··· Provided data
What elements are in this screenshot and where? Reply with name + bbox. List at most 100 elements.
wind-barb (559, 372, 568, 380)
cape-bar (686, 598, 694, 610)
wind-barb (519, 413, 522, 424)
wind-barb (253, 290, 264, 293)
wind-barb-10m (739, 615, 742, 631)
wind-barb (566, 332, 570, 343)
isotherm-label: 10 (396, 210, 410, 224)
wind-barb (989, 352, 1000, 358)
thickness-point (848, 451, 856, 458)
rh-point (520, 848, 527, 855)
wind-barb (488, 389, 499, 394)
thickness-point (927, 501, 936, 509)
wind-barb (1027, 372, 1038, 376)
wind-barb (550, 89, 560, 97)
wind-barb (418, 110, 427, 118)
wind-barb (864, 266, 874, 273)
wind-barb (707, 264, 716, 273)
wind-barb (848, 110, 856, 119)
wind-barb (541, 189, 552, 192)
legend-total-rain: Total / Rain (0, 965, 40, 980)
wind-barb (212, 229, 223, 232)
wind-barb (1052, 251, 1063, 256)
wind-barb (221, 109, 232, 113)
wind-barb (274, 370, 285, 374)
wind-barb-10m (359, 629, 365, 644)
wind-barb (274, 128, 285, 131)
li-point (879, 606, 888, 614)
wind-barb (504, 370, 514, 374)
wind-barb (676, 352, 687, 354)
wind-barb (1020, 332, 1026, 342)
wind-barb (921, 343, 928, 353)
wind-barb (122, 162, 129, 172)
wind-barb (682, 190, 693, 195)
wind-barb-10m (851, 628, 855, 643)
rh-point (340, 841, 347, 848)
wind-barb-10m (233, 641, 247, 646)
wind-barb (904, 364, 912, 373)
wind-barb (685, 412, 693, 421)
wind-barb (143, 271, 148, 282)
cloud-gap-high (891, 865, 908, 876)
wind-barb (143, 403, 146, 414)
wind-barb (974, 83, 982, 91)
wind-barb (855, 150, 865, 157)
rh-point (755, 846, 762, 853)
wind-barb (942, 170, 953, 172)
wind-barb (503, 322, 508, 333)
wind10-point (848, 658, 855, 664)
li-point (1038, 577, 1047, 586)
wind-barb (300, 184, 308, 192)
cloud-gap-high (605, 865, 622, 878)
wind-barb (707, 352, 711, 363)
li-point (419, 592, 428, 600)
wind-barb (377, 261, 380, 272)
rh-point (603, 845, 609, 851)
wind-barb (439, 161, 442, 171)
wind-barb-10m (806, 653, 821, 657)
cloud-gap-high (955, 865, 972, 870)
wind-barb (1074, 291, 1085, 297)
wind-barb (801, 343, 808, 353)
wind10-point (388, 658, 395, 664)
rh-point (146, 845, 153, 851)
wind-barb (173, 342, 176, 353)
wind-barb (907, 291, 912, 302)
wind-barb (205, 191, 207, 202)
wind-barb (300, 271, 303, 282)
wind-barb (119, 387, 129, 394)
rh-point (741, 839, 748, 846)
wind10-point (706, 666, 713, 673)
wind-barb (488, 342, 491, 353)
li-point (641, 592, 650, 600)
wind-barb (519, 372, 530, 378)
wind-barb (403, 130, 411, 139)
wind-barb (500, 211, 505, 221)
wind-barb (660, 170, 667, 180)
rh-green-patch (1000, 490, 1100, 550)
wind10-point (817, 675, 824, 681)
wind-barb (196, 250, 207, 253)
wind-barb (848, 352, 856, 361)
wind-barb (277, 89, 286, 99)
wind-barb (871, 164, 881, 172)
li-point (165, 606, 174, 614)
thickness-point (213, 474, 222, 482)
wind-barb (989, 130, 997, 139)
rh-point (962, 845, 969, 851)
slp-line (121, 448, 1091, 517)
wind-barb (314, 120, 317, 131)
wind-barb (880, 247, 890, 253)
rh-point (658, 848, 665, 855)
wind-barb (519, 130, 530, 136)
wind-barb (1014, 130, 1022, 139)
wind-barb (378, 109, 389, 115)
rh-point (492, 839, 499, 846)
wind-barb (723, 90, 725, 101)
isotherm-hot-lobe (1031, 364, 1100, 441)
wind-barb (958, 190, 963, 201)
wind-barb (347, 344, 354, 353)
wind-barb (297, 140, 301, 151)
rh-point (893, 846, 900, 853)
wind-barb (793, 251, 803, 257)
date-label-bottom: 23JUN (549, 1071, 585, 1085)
······
### Task instructions
Render the items as a Markdown table with columns named Row and Item line, starting at the first line of the items and ending at the line that contains "wind-barb-10m (739, 615, 742, 631)". Leave out any blank lines.

### Result of the task
| Row | Item line |
|---|---|
| 1 | What elements are in this screenshot and where? Reply with name + bbox. List at most 100 elements. |
| 2 | wind-barb (559, 372, 568, 380) |
| 3 | cape-bar (686, 598, 694, 610) |
| 4 | wind-barb (519, 413, 522, 424) |
| 5 | wind-barb (253, 290, 264, 293) |
| 6 | wind-barb-10m (739, 615, 742, 631) |